▶ _WORK TO COMPLETE_:
Go through the material below and count the lines with the string "from"; the number is the whole answer.

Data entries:
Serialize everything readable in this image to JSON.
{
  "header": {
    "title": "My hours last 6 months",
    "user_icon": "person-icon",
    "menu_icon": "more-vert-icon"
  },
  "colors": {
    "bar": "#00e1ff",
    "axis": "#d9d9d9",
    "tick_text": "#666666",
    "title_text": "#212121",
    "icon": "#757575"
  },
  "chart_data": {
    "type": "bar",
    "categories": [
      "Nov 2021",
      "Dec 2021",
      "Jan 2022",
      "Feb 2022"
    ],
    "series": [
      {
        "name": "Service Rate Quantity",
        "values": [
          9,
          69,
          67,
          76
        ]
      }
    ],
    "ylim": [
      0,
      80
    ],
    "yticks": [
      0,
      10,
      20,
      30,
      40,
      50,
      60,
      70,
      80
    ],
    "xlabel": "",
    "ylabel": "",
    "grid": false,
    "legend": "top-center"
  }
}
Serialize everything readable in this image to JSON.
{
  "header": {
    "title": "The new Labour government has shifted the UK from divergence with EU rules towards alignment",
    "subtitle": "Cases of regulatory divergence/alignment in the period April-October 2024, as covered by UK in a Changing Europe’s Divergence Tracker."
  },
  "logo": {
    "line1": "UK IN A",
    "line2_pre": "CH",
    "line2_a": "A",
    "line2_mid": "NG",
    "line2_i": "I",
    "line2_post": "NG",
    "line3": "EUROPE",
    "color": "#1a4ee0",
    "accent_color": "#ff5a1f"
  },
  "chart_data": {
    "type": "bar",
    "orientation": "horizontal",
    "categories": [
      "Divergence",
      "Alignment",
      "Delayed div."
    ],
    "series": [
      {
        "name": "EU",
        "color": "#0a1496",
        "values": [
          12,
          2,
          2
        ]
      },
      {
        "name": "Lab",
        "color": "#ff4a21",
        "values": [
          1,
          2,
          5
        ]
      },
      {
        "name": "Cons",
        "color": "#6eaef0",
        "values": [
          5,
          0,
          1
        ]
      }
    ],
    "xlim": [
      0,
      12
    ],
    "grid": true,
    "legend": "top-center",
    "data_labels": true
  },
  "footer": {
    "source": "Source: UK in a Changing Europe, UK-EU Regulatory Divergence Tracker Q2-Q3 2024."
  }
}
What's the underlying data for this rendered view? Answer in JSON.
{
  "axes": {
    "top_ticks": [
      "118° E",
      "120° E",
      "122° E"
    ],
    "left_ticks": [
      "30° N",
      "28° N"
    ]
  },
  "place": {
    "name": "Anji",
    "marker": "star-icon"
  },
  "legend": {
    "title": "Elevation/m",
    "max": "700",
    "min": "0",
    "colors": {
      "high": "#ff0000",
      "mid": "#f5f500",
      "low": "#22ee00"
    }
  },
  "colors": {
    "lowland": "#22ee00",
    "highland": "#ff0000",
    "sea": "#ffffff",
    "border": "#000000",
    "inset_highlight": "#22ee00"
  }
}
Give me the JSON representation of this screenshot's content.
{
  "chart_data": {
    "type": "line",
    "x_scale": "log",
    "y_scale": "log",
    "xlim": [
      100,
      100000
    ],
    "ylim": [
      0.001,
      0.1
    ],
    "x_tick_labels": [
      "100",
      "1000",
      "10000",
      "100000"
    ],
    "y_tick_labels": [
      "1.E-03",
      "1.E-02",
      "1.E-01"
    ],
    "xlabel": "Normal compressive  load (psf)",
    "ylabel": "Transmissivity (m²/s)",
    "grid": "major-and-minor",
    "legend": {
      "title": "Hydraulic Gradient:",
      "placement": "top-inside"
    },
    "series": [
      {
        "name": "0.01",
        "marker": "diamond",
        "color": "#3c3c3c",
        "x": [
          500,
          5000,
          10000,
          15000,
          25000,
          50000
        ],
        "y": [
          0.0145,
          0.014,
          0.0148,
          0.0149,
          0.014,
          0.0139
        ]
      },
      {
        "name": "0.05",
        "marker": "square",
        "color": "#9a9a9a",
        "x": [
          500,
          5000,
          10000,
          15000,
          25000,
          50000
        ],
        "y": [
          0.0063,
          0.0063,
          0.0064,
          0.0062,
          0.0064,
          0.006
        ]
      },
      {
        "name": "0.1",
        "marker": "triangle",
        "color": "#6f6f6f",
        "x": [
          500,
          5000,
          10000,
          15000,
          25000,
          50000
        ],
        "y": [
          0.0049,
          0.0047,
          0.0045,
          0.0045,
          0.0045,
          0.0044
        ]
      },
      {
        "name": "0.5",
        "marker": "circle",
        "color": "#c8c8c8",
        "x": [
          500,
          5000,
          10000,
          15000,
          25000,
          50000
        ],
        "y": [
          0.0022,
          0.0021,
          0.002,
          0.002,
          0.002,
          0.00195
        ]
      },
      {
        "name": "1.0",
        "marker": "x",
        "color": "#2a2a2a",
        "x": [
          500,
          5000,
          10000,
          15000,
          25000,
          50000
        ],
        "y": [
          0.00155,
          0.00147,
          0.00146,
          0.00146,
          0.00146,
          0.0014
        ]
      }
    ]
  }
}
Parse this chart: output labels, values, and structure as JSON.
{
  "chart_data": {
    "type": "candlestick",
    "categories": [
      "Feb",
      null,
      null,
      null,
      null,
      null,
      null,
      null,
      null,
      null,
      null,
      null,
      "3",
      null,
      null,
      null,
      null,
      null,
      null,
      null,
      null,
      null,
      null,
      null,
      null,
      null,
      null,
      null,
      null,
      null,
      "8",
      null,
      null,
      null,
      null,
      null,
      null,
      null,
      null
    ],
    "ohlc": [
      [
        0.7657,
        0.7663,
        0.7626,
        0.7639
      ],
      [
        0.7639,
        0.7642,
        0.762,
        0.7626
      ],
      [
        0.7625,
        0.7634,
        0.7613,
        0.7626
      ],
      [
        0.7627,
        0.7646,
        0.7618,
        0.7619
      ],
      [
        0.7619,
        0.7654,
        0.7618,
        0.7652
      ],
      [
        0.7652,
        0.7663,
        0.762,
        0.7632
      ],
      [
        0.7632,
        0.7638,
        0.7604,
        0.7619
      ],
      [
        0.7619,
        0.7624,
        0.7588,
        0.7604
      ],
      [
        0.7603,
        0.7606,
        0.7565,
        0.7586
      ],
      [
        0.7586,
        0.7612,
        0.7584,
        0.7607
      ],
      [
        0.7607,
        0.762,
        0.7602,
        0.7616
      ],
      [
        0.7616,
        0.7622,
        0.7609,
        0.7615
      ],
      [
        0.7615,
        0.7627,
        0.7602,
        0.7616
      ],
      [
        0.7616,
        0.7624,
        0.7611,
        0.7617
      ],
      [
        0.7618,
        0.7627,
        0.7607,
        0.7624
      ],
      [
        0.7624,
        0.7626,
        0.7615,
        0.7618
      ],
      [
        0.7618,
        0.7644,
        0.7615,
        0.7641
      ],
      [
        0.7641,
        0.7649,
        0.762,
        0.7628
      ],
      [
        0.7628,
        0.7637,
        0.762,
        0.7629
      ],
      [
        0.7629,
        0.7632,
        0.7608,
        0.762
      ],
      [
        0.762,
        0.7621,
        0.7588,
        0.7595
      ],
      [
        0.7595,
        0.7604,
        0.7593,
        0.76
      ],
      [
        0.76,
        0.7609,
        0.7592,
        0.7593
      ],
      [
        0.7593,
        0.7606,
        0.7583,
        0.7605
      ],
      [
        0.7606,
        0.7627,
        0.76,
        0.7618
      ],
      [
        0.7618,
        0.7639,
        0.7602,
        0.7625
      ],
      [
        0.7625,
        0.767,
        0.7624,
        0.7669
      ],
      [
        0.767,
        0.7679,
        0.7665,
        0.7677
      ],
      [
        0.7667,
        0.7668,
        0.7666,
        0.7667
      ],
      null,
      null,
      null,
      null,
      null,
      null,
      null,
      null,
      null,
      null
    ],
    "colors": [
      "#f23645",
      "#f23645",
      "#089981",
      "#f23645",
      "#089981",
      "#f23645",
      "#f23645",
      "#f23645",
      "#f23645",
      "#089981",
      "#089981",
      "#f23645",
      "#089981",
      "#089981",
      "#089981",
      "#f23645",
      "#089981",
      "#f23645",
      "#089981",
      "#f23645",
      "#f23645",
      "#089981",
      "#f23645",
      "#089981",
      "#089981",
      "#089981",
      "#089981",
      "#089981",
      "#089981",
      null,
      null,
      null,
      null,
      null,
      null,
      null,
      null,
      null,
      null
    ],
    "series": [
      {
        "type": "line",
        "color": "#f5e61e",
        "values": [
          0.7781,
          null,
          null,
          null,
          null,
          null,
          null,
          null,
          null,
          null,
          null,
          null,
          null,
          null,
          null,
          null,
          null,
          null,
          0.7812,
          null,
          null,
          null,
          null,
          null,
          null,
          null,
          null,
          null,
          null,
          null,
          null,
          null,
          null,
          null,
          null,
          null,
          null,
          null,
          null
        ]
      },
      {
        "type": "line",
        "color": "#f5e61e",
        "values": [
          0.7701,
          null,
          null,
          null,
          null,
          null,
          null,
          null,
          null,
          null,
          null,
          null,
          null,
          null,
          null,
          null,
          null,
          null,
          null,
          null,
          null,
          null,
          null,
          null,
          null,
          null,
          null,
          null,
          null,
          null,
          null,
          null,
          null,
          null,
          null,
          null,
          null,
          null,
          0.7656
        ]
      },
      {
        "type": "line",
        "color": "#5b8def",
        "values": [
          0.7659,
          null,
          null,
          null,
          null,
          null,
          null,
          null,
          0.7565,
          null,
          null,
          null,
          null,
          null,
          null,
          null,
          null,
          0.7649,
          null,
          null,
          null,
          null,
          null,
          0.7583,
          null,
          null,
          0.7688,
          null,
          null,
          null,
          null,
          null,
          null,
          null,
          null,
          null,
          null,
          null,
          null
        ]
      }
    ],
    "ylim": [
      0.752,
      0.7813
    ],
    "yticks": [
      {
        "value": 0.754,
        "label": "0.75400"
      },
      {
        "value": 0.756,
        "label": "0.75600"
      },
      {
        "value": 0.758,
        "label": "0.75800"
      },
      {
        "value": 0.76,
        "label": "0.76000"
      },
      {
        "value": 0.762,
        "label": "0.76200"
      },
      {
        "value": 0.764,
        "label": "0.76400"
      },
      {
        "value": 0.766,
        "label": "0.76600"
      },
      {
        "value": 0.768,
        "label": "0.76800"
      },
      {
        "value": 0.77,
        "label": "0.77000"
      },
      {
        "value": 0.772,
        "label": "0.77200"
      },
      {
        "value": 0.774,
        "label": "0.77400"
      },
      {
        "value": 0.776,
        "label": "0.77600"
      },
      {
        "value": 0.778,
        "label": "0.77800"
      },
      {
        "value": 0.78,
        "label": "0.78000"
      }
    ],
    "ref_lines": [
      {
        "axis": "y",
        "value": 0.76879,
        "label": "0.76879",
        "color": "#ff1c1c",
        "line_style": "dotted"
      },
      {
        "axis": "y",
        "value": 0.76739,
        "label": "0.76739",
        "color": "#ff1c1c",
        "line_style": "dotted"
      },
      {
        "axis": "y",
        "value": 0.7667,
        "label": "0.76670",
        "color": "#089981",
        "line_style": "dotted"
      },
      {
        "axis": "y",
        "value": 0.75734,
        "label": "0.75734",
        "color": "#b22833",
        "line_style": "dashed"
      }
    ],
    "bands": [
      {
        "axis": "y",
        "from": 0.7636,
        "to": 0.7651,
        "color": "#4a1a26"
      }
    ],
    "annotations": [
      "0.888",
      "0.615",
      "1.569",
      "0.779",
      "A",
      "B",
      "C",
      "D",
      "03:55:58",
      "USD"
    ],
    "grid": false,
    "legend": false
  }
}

▶ _FINISHED TASK_:
2